Task requirements:
When the string "Adhesive" is part of a line in the data below, report the whole line.

Exercise input:
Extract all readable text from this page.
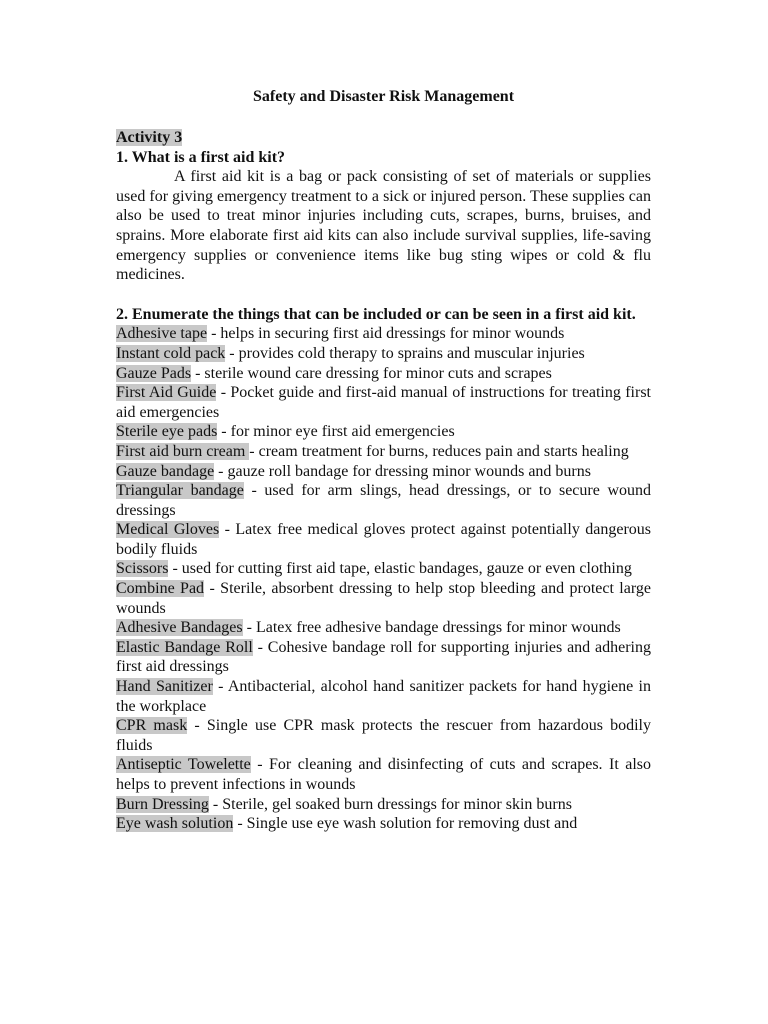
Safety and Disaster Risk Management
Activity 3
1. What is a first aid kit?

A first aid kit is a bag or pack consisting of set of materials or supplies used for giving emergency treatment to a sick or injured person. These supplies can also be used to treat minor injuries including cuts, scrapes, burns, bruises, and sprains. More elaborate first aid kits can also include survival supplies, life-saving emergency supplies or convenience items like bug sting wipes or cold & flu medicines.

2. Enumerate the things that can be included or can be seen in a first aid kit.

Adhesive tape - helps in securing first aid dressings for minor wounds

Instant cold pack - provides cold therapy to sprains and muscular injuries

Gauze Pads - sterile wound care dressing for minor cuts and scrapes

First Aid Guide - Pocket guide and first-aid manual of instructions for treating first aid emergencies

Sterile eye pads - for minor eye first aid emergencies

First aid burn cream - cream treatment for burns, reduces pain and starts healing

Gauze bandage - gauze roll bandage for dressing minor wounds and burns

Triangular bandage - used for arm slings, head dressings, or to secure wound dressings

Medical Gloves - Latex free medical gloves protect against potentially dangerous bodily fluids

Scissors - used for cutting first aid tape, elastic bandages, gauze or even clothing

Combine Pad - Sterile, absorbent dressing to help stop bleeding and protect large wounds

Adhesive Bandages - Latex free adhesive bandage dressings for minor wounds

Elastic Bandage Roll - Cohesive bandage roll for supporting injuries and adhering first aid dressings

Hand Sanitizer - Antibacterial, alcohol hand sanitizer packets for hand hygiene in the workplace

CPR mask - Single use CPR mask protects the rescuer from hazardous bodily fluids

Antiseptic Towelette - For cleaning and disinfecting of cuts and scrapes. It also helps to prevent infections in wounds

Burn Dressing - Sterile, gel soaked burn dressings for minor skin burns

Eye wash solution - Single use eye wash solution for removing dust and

Result:
Adhesive tape - helps in securing first aid dressings for minor wounds
Adhesive Bandages - Latex free adhesive bandage dressings for minor wounds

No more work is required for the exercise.